## Available data
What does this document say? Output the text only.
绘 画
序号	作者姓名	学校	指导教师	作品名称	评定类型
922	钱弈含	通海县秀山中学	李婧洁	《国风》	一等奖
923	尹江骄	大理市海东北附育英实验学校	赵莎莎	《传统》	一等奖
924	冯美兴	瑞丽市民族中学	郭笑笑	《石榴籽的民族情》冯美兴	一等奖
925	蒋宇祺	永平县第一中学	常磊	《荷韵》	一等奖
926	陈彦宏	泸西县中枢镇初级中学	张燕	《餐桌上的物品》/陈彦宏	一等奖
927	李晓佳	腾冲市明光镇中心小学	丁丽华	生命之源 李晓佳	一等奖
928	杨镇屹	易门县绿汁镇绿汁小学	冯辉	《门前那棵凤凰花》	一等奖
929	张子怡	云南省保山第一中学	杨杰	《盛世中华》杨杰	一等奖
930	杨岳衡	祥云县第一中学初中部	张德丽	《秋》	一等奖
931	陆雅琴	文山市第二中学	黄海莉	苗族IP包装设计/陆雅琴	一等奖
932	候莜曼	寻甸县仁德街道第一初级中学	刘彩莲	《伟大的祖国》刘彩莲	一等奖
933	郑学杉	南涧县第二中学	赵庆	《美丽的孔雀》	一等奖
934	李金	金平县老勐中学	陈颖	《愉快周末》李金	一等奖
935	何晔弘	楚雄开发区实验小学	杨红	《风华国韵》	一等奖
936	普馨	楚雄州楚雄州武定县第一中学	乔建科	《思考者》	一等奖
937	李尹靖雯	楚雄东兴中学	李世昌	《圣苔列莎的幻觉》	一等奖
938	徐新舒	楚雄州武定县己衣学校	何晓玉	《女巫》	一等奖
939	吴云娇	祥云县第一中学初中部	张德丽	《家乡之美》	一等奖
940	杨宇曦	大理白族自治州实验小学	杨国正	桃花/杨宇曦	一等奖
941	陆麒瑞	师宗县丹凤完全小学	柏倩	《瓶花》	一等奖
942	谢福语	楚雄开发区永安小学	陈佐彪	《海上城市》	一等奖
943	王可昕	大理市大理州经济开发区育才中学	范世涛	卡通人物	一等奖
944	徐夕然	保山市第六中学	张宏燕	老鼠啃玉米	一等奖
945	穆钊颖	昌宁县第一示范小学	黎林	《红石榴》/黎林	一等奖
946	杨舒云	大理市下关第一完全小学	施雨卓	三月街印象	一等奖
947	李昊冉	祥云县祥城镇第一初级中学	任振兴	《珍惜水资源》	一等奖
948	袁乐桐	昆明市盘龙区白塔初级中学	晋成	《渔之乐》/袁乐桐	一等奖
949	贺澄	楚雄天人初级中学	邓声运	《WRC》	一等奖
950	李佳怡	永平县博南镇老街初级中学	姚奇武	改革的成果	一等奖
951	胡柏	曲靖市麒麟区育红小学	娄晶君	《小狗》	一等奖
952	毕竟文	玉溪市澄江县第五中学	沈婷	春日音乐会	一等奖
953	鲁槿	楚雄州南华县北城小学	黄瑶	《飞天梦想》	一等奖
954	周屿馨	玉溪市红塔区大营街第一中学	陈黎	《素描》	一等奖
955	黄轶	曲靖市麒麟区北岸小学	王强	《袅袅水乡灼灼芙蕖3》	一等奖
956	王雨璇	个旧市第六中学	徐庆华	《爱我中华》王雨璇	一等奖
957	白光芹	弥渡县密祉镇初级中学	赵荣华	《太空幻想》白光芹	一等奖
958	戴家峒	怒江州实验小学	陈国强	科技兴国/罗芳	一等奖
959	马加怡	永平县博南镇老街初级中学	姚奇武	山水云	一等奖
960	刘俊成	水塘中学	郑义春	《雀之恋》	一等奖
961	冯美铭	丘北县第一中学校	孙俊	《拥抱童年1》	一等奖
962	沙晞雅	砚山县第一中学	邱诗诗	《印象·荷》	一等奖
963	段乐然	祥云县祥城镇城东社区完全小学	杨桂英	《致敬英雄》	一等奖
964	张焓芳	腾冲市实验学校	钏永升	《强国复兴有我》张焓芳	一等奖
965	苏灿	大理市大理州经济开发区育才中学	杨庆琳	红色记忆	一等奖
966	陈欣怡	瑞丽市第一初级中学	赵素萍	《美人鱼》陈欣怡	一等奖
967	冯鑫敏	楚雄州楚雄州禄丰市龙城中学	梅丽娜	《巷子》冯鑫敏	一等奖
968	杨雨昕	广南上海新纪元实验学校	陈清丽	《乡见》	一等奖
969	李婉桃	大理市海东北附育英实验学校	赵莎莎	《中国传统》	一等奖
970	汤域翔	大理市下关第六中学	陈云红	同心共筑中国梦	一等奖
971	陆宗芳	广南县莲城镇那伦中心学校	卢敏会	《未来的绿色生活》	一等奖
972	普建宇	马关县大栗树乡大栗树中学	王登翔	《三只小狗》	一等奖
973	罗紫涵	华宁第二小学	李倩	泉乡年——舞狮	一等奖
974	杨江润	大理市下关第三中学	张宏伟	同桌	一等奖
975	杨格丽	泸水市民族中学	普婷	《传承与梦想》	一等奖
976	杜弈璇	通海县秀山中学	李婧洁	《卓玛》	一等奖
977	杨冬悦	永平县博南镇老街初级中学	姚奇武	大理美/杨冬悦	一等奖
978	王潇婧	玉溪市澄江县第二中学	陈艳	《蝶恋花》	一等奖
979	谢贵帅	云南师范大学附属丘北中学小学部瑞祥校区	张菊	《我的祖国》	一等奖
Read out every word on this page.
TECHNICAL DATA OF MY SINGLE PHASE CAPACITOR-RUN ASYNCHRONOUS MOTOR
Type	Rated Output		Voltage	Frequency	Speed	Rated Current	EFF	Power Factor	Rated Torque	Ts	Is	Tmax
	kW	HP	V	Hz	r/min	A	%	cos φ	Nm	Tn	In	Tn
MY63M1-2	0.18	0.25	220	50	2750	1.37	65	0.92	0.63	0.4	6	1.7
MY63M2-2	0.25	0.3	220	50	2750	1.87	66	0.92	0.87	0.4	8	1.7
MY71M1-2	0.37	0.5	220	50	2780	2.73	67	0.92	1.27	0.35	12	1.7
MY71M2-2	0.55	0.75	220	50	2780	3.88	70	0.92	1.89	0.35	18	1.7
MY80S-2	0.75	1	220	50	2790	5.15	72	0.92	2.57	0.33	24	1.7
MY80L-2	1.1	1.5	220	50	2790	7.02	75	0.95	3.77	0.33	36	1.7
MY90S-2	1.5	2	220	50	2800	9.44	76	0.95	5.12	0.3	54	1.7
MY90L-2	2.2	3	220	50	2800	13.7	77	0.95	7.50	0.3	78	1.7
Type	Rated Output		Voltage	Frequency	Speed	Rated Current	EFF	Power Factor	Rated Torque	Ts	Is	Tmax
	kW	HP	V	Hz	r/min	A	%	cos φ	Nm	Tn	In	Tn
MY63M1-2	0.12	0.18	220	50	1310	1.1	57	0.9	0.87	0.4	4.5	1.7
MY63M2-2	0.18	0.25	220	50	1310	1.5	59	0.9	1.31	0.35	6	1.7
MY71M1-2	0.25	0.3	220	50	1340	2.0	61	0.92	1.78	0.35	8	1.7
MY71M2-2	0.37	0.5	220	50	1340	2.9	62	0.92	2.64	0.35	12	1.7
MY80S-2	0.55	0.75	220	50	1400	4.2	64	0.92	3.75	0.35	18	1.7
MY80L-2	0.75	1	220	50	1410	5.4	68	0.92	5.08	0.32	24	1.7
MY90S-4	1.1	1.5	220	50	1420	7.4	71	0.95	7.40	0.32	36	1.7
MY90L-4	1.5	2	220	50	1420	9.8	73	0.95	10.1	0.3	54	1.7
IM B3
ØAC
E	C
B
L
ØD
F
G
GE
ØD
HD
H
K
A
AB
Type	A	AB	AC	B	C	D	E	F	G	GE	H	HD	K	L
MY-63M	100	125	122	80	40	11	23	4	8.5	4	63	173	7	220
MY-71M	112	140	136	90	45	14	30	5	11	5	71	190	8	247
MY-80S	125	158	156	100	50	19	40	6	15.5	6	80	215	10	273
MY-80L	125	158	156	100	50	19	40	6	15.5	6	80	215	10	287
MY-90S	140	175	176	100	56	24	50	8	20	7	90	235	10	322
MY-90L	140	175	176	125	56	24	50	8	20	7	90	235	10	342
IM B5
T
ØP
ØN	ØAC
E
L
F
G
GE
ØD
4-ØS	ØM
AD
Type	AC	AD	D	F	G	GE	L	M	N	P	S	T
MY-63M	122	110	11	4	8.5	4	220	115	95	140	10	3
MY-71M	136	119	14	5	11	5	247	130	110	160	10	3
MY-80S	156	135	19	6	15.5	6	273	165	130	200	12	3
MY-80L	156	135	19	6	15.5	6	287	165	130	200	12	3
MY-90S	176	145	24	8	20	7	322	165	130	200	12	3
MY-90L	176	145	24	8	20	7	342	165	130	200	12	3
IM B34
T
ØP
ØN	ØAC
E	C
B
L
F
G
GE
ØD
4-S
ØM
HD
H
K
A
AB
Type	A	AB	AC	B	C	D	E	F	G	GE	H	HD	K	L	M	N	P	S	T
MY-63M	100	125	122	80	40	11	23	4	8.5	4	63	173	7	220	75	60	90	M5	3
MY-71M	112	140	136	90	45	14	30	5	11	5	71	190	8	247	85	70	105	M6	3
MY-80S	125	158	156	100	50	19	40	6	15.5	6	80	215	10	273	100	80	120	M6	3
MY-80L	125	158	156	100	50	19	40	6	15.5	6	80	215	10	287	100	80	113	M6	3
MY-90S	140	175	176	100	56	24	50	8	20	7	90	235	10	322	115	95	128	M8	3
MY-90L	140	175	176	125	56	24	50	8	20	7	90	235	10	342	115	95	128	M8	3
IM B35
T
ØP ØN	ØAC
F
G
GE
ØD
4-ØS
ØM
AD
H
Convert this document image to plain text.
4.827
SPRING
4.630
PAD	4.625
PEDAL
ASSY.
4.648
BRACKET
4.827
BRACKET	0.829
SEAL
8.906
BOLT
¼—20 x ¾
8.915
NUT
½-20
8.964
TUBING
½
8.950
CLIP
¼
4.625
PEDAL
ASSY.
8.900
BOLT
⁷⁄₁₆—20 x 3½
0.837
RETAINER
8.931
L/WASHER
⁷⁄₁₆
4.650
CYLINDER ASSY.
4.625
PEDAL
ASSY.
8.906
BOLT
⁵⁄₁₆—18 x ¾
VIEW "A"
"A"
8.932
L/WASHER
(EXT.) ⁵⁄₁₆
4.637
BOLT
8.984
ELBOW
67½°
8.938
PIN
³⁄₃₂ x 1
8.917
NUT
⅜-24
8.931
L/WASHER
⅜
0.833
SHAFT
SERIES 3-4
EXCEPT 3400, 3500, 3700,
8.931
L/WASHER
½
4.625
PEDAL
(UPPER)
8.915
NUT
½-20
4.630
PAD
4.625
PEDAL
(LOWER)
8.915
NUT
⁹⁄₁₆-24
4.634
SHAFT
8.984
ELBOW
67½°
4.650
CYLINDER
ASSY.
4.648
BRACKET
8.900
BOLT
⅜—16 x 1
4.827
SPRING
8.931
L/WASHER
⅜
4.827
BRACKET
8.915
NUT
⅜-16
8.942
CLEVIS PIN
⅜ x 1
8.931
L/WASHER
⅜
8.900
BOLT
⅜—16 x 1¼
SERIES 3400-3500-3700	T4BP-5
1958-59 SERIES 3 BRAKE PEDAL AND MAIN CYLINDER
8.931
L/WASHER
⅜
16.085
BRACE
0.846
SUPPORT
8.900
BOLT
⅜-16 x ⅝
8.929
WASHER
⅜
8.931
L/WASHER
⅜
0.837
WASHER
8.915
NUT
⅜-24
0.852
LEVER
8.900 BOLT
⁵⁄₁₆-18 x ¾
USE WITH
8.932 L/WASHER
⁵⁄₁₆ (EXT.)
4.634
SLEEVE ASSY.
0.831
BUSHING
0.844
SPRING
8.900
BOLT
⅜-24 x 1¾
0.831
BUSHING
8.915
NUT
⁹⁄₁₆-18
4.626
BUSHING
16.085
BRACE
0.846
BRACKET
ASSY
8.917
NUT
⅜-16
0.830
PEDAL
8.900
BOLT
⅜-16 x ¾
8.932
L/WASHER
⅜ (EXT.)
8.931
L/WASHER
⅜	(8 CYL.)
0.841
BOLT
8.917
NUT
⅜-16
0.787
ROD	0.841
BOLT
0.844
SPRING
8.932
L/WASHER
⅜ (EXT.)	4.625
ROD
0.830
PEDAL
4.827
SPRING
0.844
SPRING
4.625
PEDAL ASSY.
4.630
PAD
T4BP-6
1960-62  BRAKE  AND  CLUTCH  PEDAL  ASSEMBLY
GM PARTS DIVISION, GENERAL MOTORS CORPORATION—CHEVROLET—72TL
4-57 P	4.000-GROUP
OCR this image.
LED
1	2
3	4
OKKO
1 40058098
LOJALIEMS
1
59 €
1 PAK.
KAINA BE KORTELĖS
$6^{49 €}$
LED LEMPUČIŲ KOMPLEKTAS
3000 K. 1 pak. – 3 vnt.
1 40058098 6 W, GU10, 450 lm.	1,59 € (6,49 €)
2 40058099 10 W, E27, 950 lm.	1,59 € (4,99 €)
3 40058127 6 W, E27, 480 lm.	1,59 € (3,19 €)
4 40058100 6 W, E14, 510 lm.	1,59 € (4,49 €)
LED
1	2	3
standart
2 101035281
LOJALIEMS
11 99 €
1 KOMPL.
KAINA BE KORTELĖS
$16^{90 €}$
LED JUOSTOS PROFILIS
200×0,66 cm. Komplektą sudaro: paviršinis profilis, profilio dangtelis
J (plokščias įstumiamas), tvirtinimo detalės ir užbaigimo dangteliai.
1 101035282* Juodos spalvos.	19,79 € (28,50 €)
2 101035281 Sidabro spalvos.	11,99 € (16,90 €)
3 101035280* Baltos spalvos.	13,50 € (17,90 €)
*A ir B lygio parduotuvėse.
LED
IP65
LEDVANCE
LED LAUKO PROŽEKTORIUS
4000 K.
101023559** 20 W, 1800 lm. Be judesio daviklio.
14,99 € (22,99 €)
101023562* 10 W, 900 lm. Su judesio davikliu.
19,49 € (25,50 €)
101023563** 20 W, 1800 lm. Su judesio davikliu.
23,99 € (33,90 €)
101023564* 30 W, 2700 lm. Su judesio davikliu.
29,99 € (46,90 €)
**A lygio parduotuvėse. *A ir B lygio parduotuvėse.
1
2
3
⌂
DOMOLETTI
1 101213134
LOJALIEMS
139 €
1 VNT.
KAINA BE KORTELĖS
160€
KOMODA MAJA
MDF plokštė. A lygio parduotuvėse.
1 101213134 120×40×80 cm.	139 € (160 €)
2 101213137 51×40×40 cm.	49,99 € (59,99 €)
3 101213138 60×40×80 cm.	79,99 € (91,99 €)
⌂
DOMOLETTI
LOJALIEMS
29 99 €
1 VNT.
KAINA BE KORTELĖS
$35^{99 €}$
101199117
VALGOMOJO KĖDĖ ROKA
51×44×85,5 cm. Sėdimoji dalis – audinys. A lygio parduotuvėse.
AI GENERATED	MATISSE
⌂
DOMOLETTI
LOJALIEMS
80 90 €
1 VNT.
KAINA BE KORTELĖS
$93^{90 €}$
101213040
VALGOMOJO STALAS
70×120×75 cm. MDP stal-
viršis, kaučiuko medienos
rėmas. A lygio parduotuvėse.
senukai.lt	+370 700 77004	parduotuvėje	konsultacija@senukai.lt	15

## What this task involves
Tally how many lines in the material above hold the word "SERIES". Write only that number.

## Full response
3